◆ What you are asked to do ◆
Extract the listing below in full, unchanged.

◆ Collected data entries ◆
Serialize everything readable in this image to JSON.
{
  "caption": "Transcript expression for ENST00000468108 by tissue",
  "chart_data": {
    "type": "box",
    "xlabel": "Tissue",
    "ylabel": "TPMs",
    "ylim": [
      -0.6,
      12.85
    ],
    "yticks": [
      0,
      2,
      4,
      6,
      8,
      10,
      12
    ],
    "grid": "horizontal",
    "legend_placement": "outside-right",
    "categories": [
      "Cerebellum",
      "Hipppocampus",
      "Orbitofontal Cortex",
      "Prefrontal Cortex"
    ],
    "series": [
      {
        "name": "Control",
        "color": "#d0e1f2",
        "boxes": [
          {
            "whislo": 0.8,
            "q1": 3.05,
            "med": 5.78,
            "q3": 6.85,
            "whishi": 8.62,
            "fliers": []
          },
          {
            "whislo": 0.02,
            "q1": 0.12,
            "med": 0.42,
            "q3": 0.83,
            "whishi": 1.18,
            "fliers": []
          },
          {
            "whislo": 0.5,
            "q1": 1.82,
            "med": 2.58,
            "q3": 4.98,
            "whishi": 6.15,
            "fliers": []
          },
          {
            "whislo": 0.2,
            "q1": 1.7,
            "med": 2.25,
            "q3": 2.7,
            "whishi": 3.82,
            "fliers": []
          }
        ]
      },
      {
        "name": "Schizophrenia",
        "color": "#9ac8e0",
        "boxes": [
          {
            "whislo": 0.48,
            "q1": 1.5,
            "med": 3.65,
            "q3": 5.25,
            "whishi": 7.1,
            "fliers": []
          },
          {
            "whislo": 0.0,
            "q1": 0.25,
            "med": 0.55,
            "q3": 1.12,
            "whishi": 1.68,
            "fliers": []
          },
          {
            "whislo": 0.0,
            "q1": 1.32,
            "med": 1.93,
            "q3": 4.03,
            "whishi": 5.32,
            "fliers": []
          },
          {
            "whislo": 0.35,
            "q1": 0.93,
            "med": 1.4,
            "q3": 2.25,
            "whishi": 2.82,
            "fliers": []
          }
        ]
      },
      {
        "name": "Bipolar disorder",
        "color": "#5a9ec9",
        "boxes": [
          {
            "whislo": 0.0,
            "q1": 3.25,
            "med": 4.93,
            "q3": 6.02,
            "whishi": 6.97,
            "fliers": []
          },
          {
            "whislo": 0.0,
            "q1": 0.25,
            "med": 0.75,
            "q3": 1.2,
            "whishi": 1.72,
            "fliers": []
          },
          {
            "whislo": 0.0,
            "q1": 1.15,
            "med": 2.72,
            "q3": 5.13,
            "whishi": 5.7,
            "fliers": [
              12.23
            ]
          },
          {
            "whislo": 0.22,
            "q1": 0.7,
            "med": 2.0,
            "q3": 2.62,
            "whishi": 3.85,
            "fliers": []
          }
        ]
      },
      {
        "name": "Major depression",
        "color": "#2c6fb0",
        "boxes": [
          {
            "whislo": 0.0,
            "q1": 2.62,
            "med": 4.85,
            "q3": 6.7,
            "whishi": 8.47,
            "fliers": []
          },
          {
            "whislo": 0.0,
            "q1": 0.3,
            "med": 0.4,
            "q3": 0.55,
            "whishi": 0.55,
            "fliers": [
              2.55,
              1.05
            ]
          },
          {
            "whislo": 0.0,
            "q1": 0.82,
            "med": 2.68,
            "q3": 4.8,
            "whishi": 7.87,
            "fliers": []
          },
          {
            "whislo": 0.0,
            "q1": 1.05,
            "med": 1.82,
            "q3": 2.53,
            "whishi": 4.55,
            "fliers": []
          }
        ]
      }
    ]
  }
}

◆ Written reply ◆
Serialize everything readable in this image to JSON.
{
  "caption": "Transcript expression for ENST00000468108 by tissue",
  "chart_data": {
    "type": "box",
    "xlabel": "Tissue",
    "ylabel": "TPMs",
    "ylim": [
      -0.6,
      12.85
    ],
    "yticks": [
      0,
      2,
      4,
      6,
      8,
      10,
      12
    ],
    "grid": "horizontal",
    "legend_placement": "outside-right",
    "categories": [
      "Cerebellum",
      "Hipppocampus",
      "Orbitofontal Cortex",
      "Prefrontal Cortex"
    ],
    "series": [
      {
        "name": "Control",
        "color": "#d0e1f2",
        "boxes": [
          {
            "whislo": 0.8,
            "q1": 3.05,
            "med": 5.78,
            "q3": 6.85,
            "whishi": 8.62,
            "fliers": []
          },
          {
            "whislo": 0.02,
            "q1": 0.12,
            "med": 0.42,
            "q3": 0.83,
            "whishi": 1.18,
            "fliers": []
          },
          {
            "whislo": 0.5,
            "q1": 1.82,
            "med": 2.58,
            "q3": 4.98,
            "whishi": 6.15,
            "fliers": []
          },
          {
            "whislo": 0.2,
            "q1": 1.7,
            "med": 2.25,
            "q3": 2.7,
            "whishi": 3.82,
            "fliers": []
          }
        ]
      },
      {
        "name": "Schizophrenia",
        "color": "#9ac8e0",
        "boxes": [
          {
            "whislo": 0.48,
            "q1": 1.5,
            "med": 3.65,
            "q3": 5.25,
            "whishi": 7.1,
            "fliers": []
          },
          {
            "whislo": 0.0,
            "q1": 0.25,
            "med": 0.55,
            "q3": 1.12,
            "whishi": 1.68,
            "fliers": []
          },
          {
            "whislo": 0.0,
            "q1": 1.32,
            "med": 1.93,
            "q3": 4.03,
            "whishi": 5.32,
            "fliers": []
          },
          {
            "whislo": 0.35,
            "q1": 0.93,
            "med": 1.4,
            "q3": 2.25,
            "whishi": 2.82,
            "fliers": []
          }
        ]
      },
      {
        "name": "Bipolar disorder",
        "color": "#5a9ec9",
        "boxes": [
          {
            "whislo": 0.0,
            "q1": 3.25,
            "med": 4.93,
            "q3": 6.02,
            "whishi": 6.97,
            "fliers": []
          },
          {
            "whislo": 0.0,
            "q1": 0.25,
            "med": 0.75,
            "q3": 1.2,
            "whishi": 1.72,
            "fliers": []
          },
          {
            "whislo": 0.0,
            "q1": 1.15,
            "med": 2.72,
            "q3": 5.13,
            "whishi": 5.7,
            "fliers": [
              12.23
            ]
          },
          {
            "whislo": 0.22,
            "q1": 0.7,
            "med": 2.0,
            "q3": 2.62,
            "whishi": 3.85,
            "fliers": []
          }
        ]
      },
      {
        "name": "Major depression",
        "color": "#2c6fb0",
        "boxes": [
          {
            "whislo": 0.0,
            "q1": 2.62,
            "med": 4.85,
            "q3": 6.7,
            "whishi": 8.47,
            "fliers": []
          },
          {
            "whislo": 0.0,
            "q1": 0.3,
            "med": 0.4,
            "q3": 0.55,
            "whishi": 0.55,
            "fliers": [
              2.55,
              1.05
            ]
          },
          {
            "whislo": 0.0,
            "q1": 0.82,
            "med": 2.68,
            "q3": 4.8,
            "whishi": 7.87,
            "fliers": []
          },
          {
            "whislo": 0.0,
            "q1": 1.05,
            "med": 1.82,
            "q3": 2.53,
            "whishi": 4.55,
            "fliers": []
          }
        ]
      }
    ]
  }
}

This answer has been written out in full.